#### Data records
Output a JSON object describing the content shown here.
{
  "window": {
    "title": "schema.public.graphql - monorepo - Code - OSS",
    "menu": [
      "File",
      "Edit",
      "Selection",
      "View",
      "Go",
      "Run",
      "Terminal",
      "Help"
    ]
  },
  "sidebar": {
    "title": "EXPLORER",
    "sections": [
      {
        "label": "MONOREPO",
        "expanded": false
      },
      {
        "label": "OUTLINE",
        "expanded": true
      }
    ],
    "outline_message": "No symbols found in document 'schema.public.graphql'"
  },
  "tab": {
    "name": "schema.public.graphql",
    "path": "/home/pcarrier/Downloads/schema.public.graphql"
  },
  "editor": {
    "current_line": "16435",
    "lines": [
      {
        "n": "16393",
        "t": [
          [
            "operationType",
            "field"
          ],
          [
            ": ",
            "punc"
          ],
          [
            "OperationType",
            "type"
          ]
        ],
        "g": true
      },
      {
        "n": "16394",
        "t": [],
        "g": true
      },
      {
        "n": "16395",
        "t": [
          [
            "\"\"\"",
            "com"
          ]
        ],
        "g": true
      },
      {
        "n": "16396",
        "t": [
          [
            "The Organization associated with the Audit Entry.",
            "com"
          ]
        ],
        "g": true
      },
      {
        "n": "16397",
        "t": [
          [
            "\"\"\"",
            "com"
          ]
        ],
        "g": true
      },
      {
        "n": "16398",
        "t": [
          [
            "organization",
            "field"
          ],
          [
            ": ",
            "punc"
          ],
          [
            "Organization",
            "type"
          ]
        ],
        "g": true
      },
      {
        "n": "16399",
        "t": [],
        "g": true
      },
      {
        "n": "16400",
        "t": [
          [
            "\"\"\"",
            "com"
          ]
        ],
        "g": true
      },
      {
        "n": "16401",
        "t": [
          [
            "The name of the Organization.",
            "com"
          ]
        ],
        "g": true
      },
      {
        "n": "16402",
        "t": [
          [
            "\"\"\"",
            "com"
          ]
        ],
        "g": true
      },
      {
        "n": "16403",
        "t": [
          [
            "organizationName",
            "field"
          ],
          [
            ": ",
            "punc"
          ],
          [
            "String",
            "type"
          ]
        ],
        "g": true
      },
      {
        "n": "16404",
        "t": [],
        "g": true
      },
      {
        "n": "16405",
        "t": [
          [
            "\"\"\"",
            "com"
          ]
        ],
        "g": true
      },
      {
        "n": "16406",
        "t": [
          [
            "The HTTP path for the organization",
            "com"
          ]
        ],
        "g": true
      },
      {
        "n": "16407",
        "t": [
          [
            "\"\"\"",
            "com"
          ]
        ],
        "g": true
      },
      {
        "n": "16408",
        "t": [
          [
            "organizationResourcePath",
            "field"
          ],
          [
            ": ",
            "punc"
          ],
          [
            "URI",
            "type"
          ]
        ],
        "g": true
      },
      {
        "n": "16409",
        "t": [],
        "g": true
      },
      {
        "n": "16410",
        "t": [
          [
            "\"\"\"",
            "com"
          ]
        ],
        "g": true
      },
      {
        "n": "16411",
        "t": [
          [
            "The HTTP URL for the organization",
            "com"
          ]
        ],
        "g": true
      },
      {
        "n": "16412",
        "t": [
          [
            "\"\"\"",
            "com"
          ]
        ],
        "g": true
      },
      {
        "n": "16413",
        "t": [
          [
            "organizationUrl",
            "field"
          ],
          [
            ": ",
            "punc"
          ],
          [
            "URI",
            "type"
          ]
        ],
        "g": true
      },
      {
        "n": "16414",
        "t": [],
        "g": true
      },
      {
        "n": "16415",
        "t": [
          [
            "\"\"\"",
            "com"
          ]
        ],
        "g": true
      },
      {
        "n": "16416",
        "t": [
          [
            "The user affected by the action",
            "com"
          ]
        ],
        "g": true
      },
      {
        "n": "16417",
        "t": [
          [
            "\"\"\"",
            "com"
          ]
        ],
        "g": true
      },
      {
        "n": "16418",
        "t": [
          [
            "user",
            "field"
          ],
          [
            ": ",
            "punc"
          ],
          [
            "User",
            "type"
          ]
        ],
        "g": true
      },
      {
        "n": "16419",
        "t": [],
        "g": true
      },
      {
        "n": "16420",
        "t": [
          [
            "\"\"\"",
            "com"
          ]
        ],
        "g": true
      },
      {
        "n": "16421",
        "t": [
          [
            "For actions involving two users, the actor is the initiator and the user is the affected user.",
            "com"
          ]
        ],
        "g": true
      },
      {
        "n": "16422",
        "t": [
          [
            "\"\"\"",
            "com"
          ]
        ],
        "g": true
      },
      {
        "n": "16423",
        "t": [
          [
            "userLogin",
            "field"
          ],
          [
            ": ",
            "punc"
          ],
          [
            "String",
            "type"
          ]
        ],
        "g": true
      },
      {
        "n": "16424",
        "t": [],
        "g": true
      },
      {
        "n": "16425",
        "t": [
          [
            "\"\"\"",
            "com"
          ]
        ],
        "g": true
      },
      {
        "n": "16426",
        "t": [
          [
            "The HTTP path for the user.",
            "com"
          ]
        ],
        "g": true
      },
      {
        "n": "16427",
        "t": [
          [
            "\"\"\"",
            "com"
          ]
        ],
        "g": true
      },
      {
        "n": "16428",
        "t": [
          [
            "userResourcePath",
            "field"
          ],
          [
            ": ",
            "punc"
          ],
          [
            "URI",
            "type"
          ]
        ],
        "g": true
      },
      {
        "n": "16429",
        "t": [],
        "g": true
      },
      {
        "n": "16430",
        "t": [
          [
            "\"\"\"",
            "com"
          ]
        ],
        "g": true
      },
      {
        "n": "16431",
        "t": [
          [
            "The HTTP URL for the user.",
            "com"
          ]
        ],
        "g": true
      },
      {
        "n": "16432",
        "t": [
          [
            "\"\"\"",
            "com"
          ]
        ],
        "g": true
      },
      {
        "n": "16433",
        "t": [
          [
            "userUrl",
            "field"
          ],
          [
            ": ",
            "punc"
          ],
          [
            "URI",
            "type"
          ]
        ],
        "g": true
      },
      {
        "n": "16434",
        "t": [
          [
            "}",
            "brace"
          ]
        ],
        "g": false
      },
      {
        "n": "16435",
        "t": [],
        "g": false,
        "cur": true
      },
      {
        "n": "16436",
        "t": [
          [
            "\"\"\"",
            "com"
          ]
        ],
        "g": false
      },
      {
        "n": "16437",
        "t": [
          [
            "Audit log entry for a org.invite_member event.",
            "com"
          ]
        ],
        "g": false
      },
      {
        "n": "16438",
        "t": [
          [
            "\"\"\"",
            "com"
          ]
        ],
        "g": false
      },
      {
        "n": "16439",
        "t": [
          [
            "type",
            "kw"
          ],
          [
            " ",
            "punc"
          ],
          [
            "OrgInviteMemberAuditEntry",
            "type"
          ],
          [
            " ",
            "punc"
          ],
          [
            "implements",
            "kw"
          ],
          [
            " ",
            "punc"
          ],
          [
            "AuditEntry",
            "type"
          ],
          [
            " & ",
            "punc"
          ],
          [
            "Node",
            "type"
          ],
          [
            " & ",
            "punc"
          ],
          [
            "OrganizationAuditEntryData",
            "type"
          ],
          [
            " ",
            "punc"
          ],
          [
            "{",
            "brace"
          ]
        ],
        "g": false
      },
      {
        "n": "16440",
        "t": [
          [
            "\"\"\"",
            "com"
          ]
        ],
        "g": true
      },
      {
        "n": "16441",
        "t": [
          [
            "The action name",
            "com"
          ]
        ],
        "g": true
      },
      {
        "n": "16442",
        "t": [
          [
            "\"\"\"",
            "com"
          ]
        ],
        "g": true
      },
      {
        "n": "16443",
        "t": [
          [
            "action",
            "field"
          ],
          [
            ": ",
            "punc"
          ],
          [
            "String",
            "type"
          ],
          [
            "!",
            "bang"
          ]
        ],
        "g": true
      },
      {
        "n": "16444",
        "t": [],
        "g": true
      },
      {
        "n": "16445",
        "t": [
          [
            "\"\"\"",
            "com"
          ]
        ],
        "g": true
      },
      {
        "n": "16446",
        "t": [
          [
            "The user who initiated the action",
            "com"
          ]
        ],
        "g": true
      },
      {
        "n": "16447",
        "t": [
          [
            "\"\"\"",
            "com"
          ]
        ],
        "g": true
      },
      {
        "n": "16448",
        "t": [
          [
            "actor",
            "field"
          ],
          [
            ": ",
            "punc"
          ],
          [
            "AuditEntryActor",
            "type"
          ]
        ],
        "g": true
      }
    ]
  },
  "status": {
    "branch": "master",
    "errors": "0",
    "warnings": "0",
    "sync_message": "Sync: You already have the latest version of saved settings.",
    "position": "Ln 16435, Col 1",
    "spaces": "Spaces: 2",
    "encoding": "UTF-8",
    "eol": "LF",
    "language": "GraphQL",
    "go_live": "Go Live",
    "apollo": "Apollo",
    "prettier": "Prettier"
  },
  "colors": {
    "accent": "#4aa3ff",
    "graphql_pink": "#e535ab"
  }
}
########
Set exercise
How many lines in the records above contain the word "schema"? Give only the number.

Finished exercise
4